Per la seconda volta dal 2013 il Gruppo di lavoro delle Nazioni Unite sulle detenzioni arbitrarie ha dichiarato che la detenzione di Nabeel Rajab, il più noto difensore dei diritti umani del Bahrein, è arbitraria e discriminatoria. La detenzione di Rajab, ha precisato il Gruppo di lavoro, viola gli articoli 2, 3, 7, 9, 10, 11, 18 e 19 della Dichiarazione universale dei diritti umani e gli articoli 2, 9, 10, 14, 18, 19 e 26 del Patto internazionale sui diritti civili e politici, quest’ultimo ratificato dal Bahrein nel 2006.

Per questo motivo il Gruppo di lavoro ha chiesto al governo del Bahrein di “rilasciare Rajab immediatamente e, secondo quanto previsto dal diritto internazionale, di riconoscergli il diritto a un risarcimento e a ulteriori forme di riparazione del danno”. Dopo la pubblicazione dell’opinione del Gruppo di lavoro, 127 Ong internazionali e regionali hanno sollecitato il re del Bahrein a scarcerare Rajab.

· · ·

Obiettivo A: Riproduci senza alcuna modifica le righe dei record a partire da quella che contiene "data-label: 272: [689, 177, 710, 190]" fino a quella che contiene "data-point: [72, 334, 80, 342]", entrambe incluse.

· · ·

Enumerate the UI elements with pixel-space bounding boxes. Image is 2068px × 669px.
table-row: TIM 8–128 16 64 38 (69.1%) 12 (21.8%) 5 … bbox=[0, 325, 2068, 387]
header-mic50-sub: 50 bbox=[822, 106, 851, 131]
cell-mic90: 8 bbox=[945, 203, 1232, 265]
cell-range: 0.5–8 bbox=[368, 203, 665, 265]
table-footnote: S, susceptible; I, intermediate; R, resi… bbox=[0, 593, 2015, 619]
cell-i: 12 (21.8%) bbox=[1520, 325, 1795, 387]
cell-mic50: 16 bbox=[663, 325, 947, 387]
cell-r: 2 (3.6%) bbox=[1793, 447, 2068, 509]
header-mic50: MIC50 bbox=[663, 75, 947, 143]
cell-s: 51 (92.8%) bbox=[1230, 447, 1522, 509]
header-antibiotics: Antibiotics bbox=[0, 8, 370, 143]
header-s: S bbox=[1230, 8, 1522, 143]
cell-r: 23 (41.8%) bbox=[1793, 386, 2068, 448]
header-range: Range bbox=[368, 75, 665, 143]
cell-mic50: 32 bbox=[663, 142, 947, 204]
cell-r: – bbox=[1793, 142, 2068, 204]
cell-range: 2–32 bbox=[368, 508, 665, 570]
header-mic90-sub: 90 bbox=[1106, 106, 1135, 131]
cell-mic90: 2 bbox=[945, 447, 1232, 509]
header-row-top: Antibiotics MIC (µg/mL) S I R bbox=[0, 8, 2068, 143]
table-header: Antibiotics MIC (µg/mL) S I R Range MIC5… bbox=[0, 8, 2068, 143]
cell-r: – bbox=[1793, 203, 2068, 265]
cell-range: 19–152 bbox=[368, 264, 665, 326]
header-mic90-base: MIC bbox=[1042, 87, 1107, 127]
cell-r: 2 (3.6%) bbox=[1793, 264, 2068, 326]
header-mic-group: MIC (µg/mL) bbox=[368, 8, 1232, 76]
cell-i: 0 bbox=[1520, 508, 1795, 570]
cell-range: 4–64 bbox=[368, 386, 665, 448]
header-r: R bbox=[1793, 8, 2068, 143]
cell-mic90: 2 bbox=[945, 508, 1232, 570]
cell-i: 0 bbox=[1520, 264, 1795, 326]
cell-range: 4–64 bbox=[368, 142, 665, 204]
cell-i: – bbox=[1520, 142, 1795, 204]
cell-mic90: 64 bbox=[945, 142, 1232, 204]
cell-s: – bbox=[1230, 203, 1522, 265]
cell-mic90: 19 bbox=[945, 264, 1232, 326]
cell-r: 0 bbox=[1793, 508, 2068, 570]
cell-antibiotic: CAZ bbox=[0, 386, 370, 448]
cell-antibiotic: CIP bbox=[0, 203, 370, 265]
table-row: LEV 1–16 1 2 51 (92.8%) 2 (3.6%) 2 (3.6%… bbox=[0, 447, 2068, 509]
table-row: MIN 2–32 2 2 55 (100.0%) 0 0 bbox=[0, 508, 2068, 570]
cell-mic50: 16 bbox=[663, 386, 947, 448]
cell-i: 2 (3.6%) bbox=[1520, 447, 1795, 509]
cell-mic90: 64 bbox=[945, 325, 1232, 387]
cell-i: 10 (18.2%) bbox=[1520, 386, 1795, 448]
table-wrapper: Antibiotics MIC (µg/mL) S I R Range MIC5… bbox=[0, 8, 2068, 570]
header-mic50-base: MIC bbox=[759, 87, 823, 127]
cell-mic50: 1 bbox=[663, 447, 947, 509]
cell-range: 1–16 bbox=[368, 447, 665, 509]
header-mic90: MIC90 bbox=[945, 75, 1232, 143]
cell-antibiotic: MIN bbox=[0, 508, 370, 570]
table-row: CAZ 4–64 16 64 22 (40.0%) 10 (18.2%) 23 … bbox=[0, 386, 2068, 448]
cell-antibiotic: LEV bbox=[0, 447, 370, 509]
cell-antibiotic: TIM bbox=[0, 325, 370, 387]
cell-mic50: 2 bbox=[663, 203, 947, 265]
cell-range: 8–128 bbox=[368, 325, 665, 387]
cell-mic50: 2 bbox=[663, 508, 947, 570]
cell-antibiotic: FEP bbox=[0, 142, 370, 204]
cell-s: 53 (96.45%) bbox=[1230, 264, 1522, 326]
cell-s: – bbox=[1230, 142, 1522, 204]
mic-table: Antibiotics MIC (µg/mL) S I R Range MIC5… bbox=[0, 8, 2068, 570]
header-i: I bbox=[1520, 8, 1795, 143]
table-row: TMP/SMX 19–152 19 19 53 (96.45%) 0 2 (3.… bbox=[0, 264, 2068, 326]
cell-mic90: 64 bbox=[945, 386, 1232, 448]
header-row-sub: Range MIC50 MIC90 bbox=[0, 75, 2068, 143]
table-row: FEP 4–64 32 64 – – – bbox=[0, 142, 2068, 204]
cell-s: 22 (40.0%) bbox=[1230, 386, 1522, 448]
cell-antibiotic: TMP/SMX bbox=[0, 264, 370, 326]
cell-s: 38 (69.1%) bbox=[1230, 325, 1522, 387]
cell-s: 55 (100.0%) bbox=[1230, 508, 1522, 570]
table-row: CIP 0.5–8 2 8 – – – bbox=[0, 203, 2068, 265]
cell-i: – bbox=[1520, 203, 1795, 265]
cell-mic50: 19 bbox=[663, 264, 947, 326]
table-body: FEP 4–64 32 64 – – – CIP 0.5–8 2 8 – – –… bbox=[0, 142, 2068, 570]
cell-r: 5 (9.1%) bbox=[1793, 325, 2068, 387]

· · ·

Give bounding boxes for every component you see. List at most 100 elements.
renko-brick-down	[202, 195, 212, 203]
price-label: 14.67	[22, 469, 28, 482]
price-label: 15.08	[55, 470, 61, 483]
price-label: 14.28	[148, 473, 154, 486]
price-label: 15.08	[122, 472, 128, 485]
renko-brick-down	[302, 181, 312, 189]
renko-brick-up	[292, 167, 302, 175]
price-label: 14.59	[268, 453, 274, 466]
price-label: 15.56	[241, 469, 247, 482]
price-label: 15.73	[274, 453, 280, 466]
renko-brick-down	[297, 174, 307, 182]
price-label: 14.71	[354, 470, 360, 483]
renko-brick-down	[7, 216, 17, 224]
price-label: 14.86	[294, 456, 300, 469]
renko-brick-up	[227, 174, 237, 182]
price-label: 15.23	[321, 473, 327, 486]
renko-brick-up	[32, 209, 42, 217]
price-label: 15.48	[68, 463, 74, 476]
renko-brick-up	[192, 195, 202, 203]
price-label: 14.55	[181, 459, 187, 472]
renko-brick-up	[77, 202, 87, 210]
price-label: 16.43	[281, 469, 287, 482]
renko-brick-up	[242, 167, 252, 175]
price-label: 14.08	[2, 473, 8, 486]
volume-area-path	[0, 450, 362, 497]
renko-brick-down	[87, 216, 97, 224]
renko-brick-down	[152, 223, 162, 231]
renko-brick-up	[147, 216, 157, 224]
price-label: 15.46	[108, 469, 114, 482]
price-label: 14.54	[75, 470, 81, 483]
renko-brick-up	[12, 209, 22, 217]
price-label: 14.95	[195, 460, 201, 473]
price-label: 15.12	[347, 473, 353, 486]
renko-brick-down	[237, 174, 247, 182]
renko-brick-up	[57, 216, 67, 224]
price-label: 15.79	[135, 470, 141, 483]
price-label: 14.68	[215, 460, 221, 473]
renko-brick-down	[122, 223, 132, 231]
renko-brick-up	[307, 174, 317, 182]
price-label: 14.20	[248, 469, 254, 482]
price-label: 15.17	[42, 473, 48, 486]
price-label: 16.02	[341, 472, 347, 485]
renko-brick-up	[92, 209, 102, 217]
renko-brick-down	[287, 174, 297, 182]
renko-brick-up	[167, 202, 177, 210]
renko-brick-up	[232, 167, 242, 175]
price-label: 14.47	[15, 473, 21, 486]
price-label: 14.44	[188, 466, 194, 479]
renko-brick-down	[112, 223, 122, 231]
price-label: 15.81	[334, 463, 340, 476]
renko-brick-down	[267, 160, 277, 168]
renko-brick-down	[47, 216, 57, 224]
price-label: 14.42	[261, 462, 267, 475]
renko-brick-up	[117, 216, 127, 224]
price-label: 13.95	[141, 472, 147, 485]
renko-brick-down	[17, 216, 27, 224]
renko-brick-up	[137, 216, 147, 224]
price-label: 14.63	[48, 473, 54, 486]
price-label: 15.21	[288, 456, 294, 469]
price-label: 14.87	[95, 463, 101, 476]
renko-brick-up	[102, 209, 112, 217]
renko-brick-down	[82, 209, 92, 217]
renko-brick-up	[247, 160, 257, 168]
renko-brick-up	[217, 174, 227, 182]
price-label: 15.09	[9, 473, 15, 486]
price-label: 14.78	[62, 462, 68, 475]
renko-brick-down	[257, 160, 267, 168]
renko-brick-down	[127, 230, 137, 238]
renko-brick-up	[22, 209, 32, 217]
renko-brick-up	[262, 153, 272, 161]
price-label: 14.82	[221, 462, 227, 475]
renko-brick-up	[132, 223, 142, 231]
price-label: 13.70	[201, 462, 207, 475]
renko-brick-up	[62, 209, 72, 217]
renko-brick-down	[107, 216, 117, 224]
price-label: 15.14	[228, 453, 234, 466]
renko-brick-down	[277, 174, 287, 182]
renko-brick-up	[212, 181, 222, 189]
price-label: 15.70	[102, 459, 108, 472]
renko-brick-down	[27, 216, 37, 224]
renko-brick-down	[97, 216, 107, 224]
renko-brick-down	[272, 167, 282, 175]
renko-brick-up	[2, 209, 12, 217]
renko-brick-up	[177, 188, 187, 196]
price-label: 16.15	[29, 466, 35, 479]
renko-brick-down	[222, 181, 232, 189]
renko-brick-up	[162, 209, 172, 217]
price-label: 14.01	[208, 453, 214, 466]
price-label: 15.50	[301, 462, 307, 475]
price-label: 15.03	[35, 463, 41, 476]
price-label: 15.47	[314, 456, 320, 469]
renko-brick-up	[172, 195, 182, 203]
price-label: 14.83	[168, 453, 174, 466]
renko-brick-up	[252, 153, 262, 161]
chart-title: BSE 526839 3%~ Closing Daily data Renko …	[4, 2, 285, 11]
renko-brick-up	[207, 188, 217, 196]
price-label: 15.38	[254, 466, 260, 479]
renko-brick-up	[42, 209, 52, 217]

· · ·

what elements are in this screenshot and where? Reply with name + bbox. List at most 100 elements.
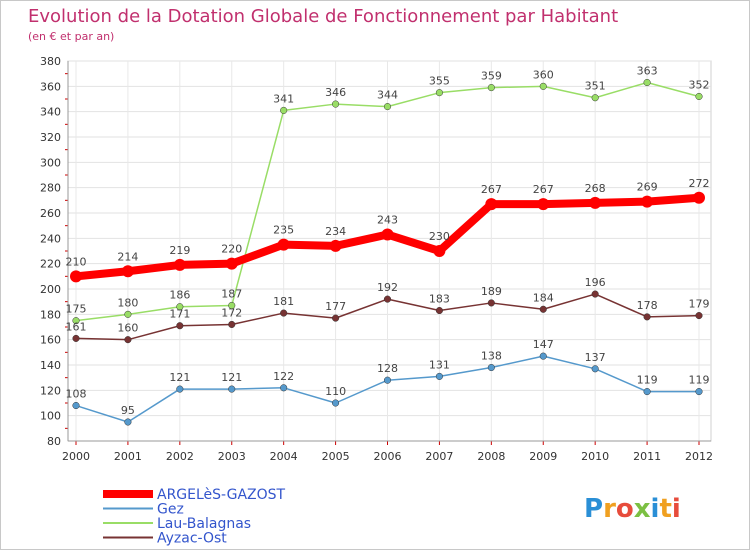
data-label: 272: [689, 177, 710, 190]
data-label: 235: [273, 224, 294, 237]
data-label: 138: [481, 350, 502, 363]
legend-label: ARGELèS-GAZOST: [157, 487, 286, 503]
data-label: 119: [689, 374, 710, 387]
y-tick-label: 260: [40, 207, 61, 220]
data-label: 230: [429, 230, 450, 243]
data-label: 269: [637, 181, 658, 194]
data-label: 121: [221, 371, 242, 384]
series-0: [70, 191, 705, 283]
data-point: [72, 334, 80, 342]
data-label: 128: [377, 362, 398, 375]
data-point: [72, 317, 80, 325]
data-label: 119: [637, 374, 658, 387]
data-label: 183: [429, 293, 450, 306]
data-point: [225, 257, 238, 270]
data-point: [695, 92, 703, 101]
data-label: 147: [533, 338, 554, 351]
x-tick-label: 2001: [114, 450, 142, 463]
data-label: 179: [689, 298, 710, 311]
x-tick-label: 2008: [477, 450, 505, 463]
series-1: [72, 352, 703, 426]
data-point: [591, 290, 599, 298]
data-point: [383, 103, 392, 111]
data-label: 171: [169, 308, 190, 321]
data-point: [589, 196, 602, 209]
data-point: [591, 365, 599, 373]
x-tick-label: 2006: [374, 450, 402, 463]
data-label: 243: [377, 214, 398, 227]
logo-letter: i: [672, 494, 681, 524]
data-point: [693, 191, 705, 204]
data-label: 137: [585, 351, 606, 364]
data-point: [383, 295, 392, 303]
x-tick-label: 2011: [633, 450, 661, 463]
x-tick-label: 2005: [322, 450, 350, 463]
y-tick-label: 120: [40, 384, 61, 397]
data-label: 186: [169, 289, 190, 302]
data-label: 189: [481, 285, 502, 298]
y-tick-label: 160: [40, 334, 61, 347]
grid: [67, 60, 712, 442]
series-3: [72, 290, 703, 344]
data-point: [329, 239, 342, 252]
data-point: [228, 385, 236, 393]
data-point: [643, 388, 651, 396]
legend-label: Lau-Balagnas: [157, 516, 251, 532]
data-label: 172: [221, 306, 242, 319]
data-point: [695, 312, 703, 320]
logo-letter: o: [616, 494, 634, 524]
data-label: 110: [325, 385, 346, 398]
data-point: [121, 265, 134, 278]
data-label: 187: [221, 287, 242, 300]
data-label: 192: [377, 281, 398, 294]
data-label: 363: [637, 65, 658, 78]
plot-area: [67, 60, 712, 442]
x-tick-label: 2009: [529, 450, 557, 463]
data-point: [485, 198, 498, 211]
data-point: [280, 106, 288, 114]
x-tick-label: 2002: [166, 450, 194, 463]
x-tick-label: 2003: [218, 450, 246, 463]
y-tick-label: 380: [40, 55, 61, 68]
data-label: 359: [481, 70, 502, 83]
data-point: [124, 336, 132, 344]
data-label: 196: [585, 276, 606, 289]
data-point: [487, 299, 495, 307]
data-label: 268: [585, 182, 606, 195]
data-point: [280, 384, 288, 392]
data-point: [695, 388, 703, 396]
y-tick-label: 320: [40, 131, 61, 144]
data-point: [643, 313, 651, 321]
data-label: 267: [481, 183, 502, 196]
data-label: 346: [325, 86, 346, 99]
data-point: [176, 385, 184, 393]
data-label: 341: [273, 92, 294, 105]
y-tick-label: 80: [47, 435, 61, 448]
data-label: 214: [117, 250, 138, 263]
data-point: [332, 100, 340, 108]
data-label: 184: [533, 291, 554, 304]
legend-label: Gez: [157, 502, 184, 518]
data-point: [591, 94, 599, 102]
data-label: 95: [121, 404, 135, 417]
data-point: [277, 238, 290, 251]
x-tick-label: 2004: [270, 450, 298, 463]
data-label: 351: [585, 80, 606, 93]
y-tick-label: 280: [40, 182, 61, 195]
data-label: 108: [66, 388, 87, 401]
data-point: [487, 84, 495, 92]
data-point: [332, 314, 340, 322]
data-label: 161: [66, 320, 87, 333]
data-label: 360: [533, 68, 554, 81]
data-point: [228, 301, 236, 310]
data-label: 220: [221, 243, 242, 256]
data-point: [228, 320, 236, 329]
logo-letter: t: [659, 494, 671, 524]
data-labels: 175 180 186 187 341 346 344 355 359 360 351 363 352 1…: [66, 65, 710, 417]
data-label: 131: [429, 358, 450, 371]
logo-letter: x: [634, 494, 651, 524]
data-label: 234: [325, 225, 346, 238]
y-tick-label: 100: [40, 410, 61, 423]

· · ·

Obiettivo B: Trascrivi per intero e senza variazioni il testo sulla detenzione di Nabeel Rajab.

Soluzione proposta A:
data-label: 272: [689, 177, 710, 190]
data-label: 235: [273, 224, 294, 237]
data-label: 138: [481, 350, 502, 363]
legend-label: ARGELèS-GAZOST: [157, 487, 286, 503]
data-label: 119: [689, 374, 710, 387]
y-tick-label: 260: [40, 207, 61, 220]
data-label: 230: [429, 230, 450, 243]
data-label: 269: [637, 181, 658, 194]
data-label: 121: [221, 371, 242, 384]
series-0: [70, 191, 705, 283]
data-point: [72, 334, 80, 342]

Soluzione proposta B:
Per la seconda volta dal 2013 il Gruppo di lavoro delle Nazioni Unite sulle detenzioni arbitrarie ha dichiarato che la detenzione di Nabeel Rajab, il più noto difensore dei diritti umani del Bahrein, è arbitraria e discriminatoria. La detenzione di Rajab, ha precisato il Gruppo di lavoro, viola gli articoli 2, 3, 7, 9, 10, 11, 18 e 19 della Dichiarazione universale dei diritti umani e gli articoli 2, 9, 10, 14, 18, 19 e 26 del Patto internazionale sui diritti civili e politici, quest’ultimo ratificato dal Bahrein nel 2006.

Per questo motivo il Gruppo di lavoro ha chiesto al governo del Bahrein di “rilasciare Rajab immediatamente e, secondo quanto previsto dal diritto internazionale, di riconoscergli il diritto a un risarcimento e a ulteriori forme di riparazione del danno”. Dopo la pubblicazione dell’opinione del Gruppo di lavoro, 127 Ong internazionali e regionali hanno sollecitato il re del Bahrein a scarcerare Rajab.